-- begin Records for this task --

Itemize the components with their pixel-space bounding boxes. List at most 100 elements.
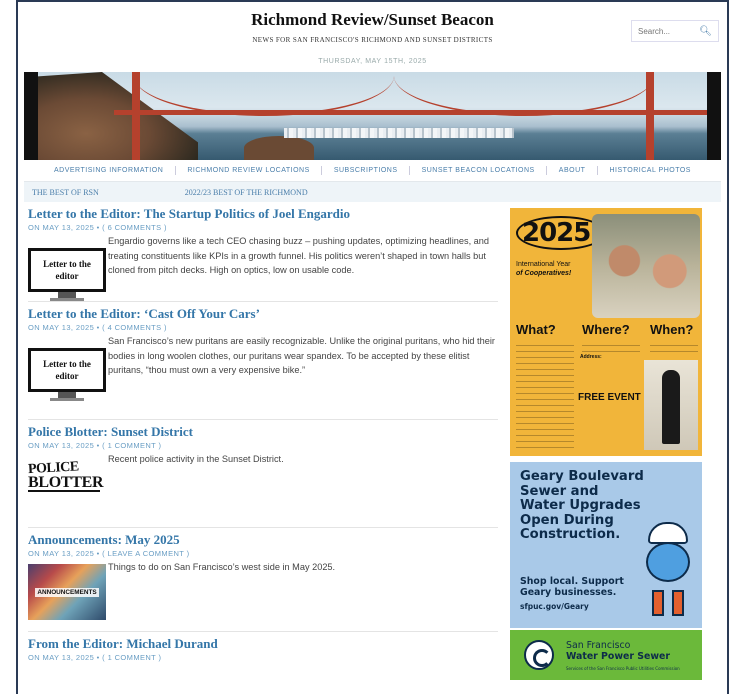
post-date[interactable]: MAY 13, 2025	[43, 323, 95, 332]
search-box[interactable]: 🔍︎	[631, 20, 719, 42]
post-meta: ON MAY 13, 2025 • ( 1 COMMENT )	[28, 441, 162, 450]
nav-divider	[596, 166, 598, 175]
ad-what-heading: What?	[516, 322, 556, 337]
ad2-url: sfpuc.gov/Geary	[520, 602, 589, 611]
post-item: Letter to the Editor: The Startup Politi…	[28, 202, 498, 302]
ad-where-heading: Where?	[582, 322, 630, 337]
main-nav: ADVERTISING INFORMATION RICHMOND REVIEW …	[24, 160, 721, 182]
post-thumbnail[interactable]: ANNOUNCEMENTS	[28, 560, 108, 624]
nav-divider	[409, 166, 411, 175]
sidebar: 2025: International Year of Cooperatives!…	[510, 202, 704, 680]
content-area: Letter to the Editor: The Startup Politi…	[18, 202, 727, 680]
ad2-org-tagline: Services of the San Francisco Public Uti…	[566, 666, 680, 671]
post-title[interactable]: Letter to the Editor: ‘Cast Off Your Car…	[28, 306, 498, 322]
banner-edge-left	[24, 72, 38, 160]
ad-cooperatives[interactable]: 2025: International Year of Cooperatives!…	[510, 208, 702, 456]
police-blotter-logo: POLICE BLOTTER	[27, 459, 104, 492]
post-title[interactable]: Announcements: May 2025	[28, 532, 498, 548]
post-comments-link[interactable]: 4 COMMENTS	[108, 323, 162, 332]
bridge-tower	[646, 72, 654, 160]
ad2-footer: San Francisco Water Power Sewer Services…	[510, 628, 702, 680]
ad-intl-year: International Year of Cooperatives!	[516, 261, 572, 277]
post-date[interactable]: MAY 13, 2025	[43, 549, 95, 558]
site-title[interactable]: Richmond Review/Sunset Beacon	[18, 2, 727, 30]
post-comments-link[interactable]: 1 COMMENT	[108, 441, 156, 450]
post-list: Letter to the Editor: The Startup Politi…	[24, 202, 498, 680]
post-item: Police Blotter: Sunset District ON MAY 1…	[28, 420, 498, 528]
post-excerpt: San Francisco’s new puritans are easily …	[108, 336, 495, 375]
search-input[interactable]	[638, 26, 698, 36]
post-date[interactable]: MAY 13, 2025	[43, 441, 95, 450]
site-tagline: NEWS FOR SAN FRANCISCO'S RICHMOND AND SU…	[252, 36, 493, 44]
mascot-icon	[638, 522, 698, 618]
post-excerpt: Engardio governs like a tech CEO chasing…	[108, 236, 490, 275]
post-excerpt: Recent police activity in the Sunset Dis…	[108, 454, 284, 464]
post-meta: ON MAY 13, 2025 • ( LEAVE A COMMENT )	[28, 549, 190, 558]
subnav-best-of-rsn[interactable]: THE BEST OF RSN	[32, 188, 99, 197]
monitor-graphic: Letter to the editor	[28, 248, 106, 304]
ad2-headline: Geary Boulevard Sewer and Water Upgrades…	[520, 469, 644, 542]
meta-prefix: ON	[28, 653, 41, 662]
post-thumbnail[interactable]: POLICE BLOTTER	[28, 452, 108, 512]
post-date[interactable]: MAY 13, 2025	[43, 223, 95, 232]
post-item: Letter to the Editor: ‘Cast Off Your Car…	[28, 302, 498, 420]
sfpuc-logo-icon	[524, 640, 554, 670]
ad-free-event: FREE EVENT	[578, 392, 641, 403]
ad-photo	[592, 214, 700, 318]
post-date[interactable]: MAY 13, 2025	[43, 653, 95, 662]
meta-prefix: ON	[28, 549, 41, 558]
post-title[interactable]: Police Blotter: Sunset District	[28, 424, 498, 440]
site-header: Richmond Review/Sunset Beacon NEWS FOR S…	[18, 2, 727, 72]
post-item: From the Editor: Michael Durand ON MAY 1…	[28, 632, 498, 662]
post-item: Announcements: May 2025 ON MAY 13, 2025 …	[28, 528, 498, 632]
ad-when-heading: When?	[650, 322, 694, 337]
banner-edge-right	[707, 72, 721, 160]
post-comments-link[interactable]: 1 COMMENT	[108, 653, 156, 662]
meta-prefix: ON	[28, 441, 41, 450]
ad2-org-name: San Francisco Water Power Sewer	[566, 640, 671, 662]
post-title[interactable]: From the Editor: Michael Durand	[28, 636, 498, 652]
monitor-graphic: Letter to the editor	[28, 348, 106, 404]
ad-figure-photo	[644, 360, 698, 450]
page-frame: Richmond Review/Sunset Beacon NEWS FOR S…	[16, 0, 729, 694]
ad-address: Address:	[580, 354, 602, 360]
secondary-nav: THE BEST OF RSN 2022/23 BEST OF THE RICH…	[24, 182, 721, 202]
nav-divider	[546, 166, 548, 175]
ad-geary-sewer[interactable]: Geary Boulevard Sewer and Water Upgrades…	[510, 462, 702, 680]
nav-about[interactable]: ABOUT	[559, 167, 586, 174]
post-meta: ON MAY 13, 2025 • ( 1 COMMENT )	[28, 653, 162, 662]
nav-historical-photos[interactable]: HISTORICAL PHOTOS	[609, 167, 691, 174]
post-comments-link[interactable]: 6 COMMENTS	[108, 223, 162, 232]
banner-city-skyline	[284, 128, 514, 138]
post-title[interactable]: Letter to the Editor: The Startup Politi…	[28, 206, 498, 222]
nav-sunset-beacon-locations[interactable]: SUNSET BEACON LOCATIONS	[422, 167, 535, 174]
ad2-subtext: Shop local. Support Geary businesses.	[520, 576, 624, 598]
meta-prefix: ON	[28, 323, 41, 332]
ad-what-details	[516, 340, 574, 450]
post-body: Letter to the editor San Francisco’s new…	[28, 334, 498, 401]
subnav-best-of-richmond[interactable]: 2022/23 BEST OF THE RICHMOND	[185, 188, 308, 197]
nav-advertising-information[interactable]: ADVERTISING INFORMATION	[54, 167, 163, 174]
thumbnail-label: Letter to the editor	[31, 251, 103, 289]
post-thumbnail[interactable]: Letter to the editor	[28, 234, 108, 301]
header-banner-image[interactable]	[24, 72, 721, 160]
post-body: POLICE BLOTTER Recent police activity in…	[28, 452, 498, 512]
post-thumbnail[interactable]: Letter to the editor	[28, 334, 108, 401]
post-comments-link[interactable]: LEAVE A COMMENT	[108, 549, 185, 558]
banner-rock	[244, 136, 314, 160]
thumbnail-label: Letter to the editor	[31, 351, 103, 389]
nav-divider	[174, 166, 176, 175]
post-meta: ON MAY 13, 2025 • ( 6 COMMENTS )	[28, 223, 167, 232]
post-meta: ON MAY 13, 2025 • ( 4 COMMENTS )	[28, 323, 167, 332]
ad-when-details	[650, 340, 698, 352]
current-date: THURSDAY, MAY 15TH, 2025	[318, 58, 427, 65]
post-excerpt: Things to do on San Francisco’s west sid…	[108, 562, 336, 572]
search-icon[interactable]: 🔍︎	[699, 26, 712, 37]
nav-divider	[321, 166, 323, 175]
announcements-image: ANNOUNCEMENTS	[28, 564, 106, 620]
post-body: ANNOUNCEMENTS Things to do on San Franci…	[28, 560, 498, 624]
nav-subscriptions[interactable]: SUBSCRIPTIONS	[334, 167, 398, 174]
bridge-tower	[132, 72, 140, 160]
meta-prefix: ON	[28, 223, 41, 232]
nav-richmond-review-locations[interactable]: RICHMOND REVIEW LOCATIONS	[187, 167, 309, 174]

-- end Records for this task --

- Short exercise
Could you convert every line of the data above into a Markdown table with the columns "Row" and "Line," skipping any blank lines and leaving the pictures out?

- Response to the task
| Row | Line |
|---|---|
| 1 | Itemize the components with their pixel-space bounding boxes. List at most 100 elements. |
| 2 | post-date[interactable]: MAY 13, 2025	[43, 323, 95, 332] |
| 3 | search-box[interactable]: 🔍︎	[631, 20, 719, 42] |
| 4 | post-meta: ON MAY 13, 2025 • ( 1 COMMENT )	[28, 441, 162, 450] |
| 5 | nav-divider	[596, 166, 598, 175] |
| 6 | ad-what-heading: What?	[516, 322, 556, 337] |
| 7 | ad2-url: sfpuc.gov/Geary	[520, 602, 589, 611] |
| 8 | post-item: Letter to the Editor: The Startup Politi…	[28, 202, 498, 302] |
| 9 | ad-where-heading: Where?	[582, 322, 630, 337] |
| 10 | main-nav: ADVERTISING INFORMATION RICHMOND REVIEW …	[24, 160, 721, 182] |
| 11 | post-thumbnail[interactable]: ANNOUNCEMENTS	[28, 560, 108, 624] |
| 12 | nav-divider	[409, 166, 411, 175] |
| 13 | sidebar: 2025: International Year of Cooperatives!…	[510, 202, 704, 680] |
| 14 | content-area: Letter to the Editor: The Startup Politi…	[18, 202, 727, 680] |
| 15 | ad2-org-tagline: Services of the San Francisco Public Uti…	[566, 666, 680, 671] |
| 16 | post-title[interactable]: Letter to the Editor: ‘Cast Off Your Car…	[28, 306, 498, 322] |
| 17 | banner-edge-left	[24, 72, 38, 160] |
| 18 | ad-cooperatives[interactable]: 2025: International Year of Cooperatives!…	[510, 208, 702, 456] |
| 19 | police-blotter-logo: POLICE BLOTTER	[27, 459, 104, 492] |
| 20 | post-title[interactable]: Announcements: May 2025	[28, 532, 498, 548] |
| 21 | post-comments-link[interactable]: 4 COMMENTS	[108, 323, 162, 332] |
| 22 | bridge-tower	[646, 72, 654, 160] |
| 23 | ad2-footer: San Francisco Water Power Sewer Services…	[510, 628, 702, 680] |
| 24 | ad-intl-year: International Year of Cooperatives!	[516, 261, 572, 277] |
| 25 | post-date[interactable]: MAY 13, 2025	[43, 549, 95, 558] |
| 26 | site-title[interactable]: Richmond Review/Sunset Beacon	[18, 2, 727, 30] |
| 27 | post-comments-link[interactable]: 1 COMMENT	[108, 441, 156, 450] |
| 28 | post-list: Letter to the Editor: The Startup Politi…	[24, 202, 498, 680] |
| 29 | post-item: Police Blotter: Sunset District ON MAY 1…	[28, 420, 498, 528] |
| 30 | post-excerpt: San Francisco’s new puritans are easily …	[108, 336, 495, 375] |
| 31 | search-input[interactable]	[638, 26, 698, 36] |
| 32 | post-date[interactable]: MAY 13, 2025	[43, 441, 95, 450] |
| 33 | site-tagline: NEWS FOR SAN FRANCISCO'S RICHMOND AND SU…	[252, 36, 493, 44] |
| 34 | mascot-icon	[638, 522, 698, 618] |
| 35 | post-excerpt: Engardio governs like a tech CEO chasing…	[108, 236, 490, 275] |
| 36 | post-excerpt: Recent police activity in the Sunset Dis…	[108, 454, 284, 464] |
| 37 | post-meta: ON MAY 13, 2025 • ( LEAVE A COMMENT )	[28, 549, 190, 558] |
| 38 | subnav-best-of-rsn[interactable]: THE BEST OF RSN	[32, 188, 99, 197] |
| 39 | monitor-graphic: Letter to the editor	[28, 248, 106, 304] |
| 40 | ad2-headline: Geary Boulevard Sewer and Water Upgrades…	[520, 469, 644, 542] |
| 41 | meta-prefix: ON	[28, 653, 41, 662] |
| 42 | post-thumbnail[interactable]: POLICE BLOTTER	[28, 452, 108, 512] |
| 43 | post-date[interactable]: MAY 13, 2025	[43, 223, 95, 232] |
| 44 | post-item: Letter to the Editor: ‘Cast Off Your Car…	[28, 302, 498, 420] |
| 45 | sfpuc-logo-icon	[524, 640, 554, 670] |
| 46 | ad-free-event: FREE EVENT	[578, 392, 641, 403] |
| 47 | ad-photo	[592, 214, 700, 318] |
| 48 | post-date[interactable]: MAY 13, 2025	[43, 653, 95, 662] |
| 49 | meta-prefix: ON	[28, 549, 41, 558] |
| 50 | post-title[interactable]: Police Blotter: Sunset District	[28, 424, 498, 440] |
| 51 | site-header: Richmond Review/Sunset Beacon NEWS FOR S…	[18, 2, 727, 72] |
| 52 | post-item: From the Editor: Michael Durand ON MAY 1…	[28, 632, 498, 662] |
| 53 | post-item: Announcements: May 2025 ON MAY 13, 2025 …	[28, 528, 498, 632] |
| 54 | ad-when-heading: When?	[650, 322, 694, 337] |
| 55 | banner-edge-right	[707, 72, 721, 160] |
| 56 | post-comments-link[interactable]: 1 COMMENT	[108, 653, 156, 662] |
| 57 | meta-prefix: ON	[28, 441, 41, 450] |
| 58 | ad2-org-name: San Francisco Water Power Sewer	[566, 640, 671, 662] |
| 59 | post-title[interactable]: From the Editor: Michael Durand	[28, 636, 498, 652] |
| 60 | monitor-graphic: Letter to the editor	[28, 348, 106, 404] |
| 61 | ad-figure-photo	[644, 360, 698, 450] |
| 62 | page-frame: Richmond Review/Sunset Beacon NEWS FOR S…	[16, 0, 729, 694] |
| 63 | ad-address: Address:	[580, 354, 602, 360] |
| 64 | secondary-nav: THE BEST OF RSN 2022/23 BEST OF THE RICH…	[24, 182, 721, 202] |
| 65 | nav-divider	[546, 166, 548, 175] |
| 66 | ad-geary-sewer[interactable]: Geary Boulevard Sewer and Water Upgrades…	[510, 462, 702, 680] |
| 67 | nav-about[interactable]: ABOUT	[559, 167, 586, 174] |
| 68 | post-meta: ON MAY 13, 2025 • ( 1 COMMENT )	[28, 653, 162, 662] |
| 69 | nav-historical-photos[interactable]: HISTORICAL PHOTOS	[609, 167, 691, 174] |
| 70 | post-comments-link[interactable]: 6 COMMENTS	[108, 223, 162, 232] |
| 71 | banner-city-skyline	[284, 128, 514, 138] |
| 72 | post-title[interactable]: Letter to the Editor: The Startup Politi…	[28, 206, 498, 222] |
| 73 | nav-sunset-beacon-locations[interactable]: SUNSET BEACON LOCATIONS	[422, 167, 535, 174] |
| 74 | ad2-subtext: Shop local. Support Geary businesses.	[520, 576, 624, 598] |
| 75 | meta-prefix: ON	[28, 323, 41, 332] |
| 76 | ad-what-details	[516, 340, 574, 450] |
| 77 | post-body: Letter to the editor San Francisco’s new…	[28, 334, 498, 401] |
| 78 | subnav-best-of-richmond[interactable]: 2022/23 BEST OF THE RICHMOND	[185, 188, 308, 197] |
| 79 | nav-advertising-information[interactable]: ADVERTISING INFORMATION	[54, 167, 163, 174] |
| 80 | thumbnail-label: Letter to the editor	[31, 251, 103, 289] |
| 81 | post-thumbnail[interactable]: Letter to the editor	[28, 234, 108, 301] |
| 82 | header-banner-image[interactable]	[24, 72, 721, 160] |
| 83 | post-body: POLICE BLOTTER Recent police activity in…	[28, 452, 498, 512] |
| 84 | post-thumbnail[interactable]: Letter to the editor	[28, 334, 108, 401] |
| 85 | post-comments-link[interactable]: LEAVE A COMMENT	[108, 549, 185, 558] |
| 86 | banner-rock	[244, 136, 314, 160] |
| 87 | thumbnail-label: Letter to the editor	[31, 351, 103, 389] |
| 88 | nav-divider	[174, 166, 176, 175] |
| 89 | post-meta: ON MAY 13, 2025 • ( 6 COMMENTS )	[28, 223, 167, 232] |
| 90 | post-meta: ON MAY 13, 2025 • ( 4 COMMENTS )	[28, 323, 167, 332] |
| 91 | ad-when-details	[650, 340, 698, 352] |
| 92 | current-date: THURSDAY, MAY 15TH, 2025	[318, 58, 427, 65] |
| 93 | post-excerpt: Things to do on San Francisco’s west sid…	[108, 562, 336, 572] |
| 94 | search-icon[interactable]: 🔍︎	[699, 26, 712, 37] |
| 95 | nav-divider	[321, 166, 323, 175] |
| 96 | announcements-image: ANNOUNCEMENTS	[28, 564, 106, 620] |
| 97 | post-body: ANNOUNCEMENTS Things to do on San Franci…	[28, 560, 498, 624] |
| 98 | nav-subscriptions[interactable]: SUBSCRIPTIONS	[334, 167, 398, 174] |
| 99 | bridge-tower	[132, 72, 140, 160] |
| 100 | meta-prefix: ON	[28, 223, 41, 232] |
| 101 | nav-richmond-review-locations[interactable]: RICHMOND REVIEW LOCATIONS	[187, 167, 309, 174] |